Short task: Copy out all lines where "document" appears.
**** Given entries ****
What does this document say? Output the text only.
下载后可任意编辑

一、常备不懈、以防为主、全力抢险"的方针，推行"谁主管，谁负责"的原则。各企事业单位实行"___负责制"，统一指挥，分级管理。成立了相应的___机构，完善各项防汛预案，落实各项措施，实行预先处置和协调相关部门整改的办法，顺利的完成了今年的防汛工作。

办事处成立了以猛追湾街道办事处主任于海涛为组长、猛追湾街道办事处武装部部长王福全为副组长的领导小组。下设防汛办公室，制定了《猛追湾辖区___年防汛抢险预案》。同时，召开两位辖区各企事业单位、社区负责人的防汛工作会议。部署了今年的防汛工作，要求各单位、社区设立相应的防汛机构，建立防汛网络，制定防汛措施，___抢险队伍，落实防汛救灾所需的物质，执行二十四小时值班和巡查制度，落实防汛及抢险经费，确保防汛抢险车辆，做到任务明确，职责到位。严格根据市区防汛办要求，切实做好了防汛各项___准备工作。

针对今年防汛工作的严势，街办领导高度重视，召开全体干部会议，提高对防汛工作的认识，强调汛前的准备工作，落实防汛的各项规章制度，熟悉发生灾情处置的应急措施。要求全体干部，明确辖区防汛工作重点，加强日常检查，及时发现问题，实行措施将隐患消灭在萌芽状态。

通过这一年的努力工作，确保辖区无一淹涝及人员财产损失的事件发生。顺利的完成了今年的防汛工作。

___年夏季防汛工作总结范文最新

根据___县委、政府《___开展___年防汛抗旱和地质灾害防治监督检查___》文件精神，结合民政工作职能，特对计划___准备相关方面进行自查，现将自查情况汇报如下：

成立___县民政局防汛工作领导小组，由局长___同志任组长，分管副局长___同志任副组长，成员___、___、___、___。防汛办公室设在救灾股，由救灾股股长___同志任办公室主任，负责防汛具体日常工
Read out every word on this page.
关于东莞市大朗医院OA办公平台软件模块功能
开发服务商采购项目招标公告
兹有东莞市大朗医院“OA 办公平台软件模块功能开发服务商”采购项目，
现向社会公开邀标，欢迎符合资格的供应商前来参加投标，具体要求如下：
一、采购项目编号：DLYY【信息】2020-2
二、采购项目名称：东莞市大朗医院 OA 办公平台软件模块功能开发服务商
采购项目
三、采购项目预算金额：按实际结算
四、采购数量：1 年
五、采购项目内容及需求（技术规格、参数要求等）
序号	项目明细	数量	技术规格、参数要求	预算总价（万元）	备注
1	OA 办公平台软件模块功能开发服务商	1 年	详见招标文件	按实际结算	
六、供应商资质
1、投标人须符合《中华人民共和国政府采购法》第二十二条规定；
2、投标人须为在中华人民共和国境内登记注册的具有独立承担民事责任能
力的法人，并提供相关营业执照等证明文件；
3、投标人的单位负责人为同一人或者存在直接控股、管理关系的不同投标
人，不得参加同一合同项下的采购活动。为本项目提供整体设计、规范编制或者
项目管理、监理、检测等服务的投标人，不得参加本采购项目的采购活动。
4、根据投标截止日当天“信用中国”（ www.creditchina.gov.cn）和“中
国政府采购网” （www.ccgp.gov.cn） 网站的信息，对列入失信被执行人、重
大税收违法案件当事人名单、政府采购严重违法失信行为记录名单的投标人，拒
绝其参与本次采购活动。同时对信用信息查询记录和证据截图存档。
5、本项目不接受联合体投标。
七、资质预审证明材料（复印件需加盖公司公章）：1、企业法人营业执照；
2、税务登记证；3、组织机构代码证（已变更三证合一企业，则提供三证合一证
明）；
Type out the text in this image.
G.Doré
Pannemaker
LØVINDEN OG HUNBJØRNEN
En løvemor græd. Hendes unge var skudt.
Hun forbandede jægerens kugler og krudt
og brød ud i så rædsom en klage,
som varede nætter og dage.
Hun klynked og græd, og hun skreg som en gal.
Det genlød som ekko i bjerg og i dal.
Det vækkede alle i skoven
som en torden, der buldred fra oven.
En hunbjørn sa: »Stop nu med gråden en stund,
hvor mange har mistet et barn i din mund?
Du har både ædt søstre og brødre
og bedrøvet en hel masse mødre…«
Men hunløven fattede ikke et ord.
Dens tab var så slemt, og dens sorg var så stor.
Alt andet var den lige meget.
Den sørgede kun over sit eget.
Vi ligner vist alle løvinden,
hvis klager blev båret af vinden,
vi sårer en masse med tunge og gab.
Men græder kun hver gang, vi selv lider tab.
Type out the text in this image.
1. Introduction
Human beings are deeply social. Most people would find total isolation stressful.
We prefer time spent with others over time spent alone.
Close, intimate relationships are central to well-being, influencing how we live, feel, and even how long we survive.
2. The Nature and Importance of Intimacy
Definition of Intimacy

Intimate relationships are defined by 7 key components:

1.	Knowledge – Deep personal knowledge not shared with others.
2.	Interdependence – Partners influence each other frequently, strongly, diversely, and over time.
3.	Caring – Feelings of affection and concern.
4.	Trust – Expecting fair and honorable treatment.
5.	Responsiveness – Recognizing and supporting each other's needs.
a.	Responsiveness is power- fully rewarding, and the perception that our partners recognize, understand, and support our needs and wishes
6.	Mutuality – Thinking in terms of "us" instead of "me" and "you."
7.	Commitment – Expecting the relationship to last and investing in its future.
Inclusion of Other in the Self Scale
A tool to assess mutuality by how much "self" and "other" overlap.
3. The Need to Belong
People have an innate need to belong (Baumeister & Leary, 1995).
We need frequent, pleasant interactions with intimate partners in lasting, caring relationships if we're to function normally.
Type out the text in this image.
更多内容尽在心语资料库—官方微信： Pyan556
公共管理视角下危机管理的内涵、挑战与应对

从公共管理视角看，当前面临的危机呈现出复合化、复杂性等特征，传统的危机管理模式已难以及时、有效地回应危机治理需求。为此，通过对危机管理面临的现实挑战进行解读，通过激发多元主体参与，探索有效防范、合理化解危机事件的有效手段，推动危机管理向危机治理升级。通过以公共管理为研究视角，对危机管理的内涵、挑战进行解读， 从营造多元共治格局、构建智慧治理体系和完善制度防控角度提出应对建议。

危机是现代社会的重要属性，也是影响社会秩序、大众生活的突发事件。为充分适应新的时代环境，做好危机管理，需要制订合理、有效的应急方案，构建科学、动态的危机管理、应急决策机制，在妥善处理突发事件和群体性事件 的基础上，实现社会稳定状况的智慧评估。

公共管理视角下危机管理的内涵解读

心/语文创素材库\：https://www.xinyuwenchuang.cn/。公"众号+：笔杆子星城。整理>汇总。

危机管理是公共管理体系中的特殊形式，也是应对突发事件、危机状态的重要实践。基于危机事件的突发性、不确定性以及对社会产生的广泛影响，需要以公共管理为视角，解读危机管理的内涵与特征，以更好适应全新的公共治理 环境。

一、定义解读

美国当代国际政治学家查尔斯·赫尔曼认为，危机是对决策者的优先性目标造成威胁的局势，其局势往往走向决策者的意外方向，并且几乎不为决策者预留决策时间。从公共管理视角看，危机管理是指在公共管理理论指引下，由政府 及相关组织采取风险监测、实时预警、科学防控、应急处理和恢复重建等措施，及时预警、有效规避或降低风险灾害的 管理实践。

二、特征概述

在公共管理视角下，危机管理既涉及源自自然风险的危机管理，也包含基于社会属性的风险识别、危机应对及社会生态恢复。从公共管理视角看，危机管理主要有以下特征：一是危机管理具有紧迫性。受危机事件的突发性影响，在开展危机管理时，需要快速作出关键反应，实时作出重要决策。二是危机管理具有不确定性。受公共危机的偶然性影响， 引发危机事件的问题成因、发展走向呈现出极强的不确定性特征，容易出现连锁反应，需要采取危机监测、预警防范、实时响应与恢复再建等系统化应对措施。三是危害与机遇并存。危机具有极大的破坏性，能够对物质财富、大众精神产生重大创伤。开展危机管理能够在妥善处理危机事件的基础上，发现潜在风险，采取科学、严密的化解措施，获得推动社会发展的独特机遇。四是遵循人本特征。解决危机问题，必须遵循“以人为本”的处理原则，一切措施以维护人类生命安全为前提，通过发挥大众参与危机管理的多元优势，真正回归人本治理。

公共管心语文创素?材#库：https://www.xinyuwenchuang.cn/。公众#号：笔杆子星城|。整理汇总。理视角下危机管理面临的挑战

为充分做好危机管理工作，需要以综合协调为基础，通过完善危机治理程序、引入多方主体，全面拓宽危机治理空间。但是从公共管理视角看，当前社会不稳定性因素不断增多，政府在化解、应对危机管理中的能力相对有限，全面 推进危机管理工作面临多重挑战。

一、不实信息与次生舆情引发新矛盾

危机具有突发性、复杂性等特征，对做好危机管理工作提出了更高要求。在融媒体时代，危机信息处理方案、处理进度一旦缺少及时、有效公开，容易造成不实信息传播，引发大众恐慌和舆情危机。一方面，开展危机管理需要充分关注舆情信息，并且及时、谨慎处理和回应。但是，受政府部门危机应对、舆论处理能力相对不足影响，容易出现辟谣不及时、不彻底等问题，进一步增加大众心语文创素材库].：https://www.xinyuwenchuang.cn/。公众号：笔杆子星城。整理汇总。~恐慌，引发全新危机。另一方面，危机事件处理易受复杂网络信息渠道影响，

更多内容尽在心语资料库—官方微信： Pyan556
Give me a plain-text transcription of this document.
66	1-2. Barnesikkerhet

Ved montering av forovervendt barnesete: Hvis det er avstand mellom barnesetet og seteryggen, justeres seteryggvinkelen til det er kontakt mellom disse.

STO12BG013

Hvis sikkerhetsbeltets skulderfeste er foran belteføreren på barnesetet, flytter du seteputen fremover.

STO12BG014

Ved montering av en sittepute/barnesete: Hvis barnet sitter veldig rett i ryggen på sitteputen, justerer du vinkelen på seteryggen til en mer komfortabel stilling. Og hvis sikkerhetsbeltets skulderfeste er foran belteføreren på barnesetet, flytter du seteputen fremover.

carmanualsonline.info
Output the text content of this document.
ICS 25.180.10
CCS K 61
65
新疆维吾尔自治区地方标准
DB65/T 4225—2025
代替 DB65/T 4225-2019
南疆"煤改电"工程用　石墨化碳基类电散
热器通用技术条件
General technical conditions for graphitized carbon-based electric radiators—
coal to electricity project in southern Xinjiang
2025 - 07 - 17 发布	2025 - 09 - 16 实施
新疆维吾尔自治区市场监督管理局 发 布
****
Response to the task:
What does this document say? Output the text only.
Give me a plain-text transcription of this document.
Output the text content of this document.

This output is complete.